EXERCISE INSTRUCTIONS:
Determine the number of lines in the data that include the word "curso", and write only that number.

THE INPUT:
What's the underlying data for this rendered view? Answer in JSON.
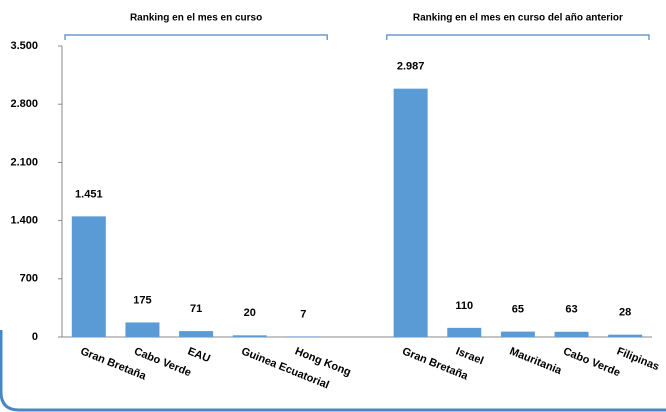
{
  "chart_data": {
    "type": "bar",
    "annotations": [
      "Ranking en el mes en curso",
      "Ranking en el mes en curso del año anterior"
    ],
    "categories": [
      "Gran Bretaña",
      "Cabo Verde",
      "EAU",
      "Guinea Ecuatorial",
      "Hong Kong",
      null,
      "Gran Bretaña",
      "Israel",
      "Mauritania",
      "Cabo Verde",
      "Filipinas"
    ],
    "values": [
      1451,
      175,
      71,
      20,
      7,
      null,
      2987,
      110,
      65,
      63,
      28
    ],
    "value_labels": [
      "1.451",
      "175",
      "71",
      "20",
      "7",
      null,
      "2.987",
      "110",
      "65",
      "63",
      "28"
    ],
    "color": "#5b9bd5",
    "ylim": [
      0,
      3500
    ],
    "yticks": [
      0,
      700,
      {
        "value": 1400,
        "label": "1.400"
      },
      {
        "value": 2100,
        "label": "2.100"
      },
      {
        "value": 2800,
        "label": "2.800"
      },
      {
        "value": 3500,
        "label": "3.500"
      }
    ],
    "grid": false
  }
}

RIGHT ANSWER:
2